AIM OF THE EXERCISE:
Tell how many lines in these records contain the string "возможность", with only the number as the reply.

(Saved entries)
---

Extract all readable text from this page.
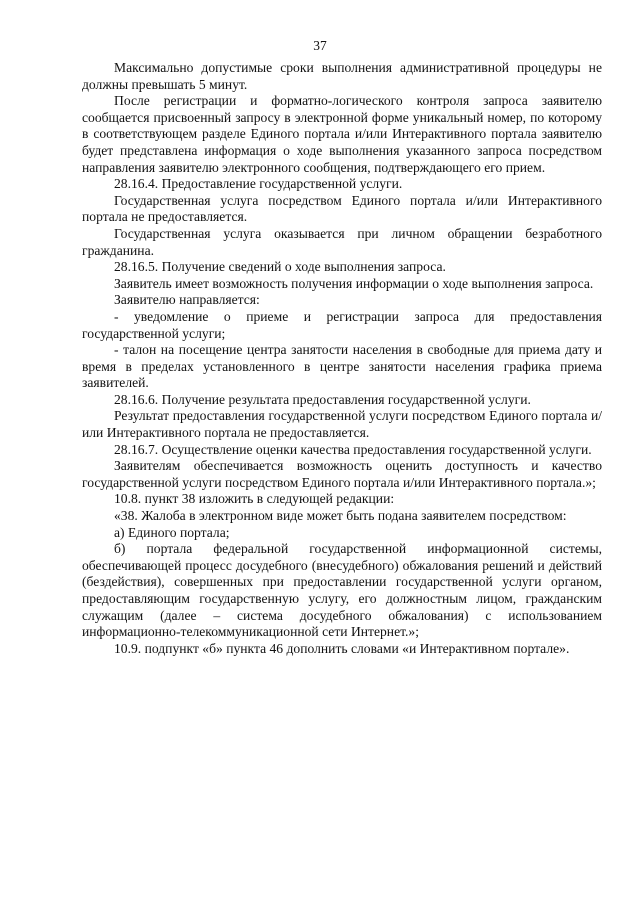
37

Максимально допустимые сроки выполнения административной процедуры не должны превышать 5 минут.

После регистрации и форматно-логического контроля запроса заявителю сообщается присвоенный запросу в электронной форме уникальный номер, по которому в соответствующем разделе Единого портала и/или Интерактивного портала заявителю будет представлена информация о ходе выполнения указанного запроса посредством направления заявителю электронного сообщения, подтверждающего его прием.

28.16.4. Предоставление государственной услуги.

Государственная услуга посредством Единого портала и/или Интерактивного портала не предоставляется.

Государственная услуга оказывается при личном обращении безработного гражданина.

28.16.5. Получение сведений о ходе выполнения запроса.

Заявитель имеет возможность получения информации о ходе выполнения запроса.

Заявителю направляется:

- уведомление о приеме и регистрации запроса для предоставления государственной услуги;

- талон на посещение центра занятости населения в свободные для приема дату и время в пределах установленного в центре занятости населения графика приема заявителей.

28.16.6. Получение результата предоставления государственной услуги.

Результат предоставления государственной услуги посредством Единого портала и/или Интерактивного портала не предоставляется.

28.16.7. Осуществление оценки качества предоставления государственной услуги.

Заявителям обеспечивается возможность оценить доступность и качество государственной услуги посредством Единого портала и/или Интерактивного портала.»;

10.8. пункт 38 изложить в следующей редакции:

«38. Жалоба в электронном виде может быть подана заявителем посредством:

а) Единого портала;

б) портала федеральной государственной информационной системы, обеспечивающей процесс досудебного (внесудебного) обжалования решений и действий (бездействия), совершенных при предоставлении государственной услуги органом, предоставляющим государственную услугу, его должностным лицом, гражданским служащим (далее – система досудебного обжалования) с использованием информационно-телекоммуникационной сети Интернет.»;

10.9. подпункт «б» пункта 46 дополнить словами «и Интерактивном портале».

---

ANSWER BELOW:
2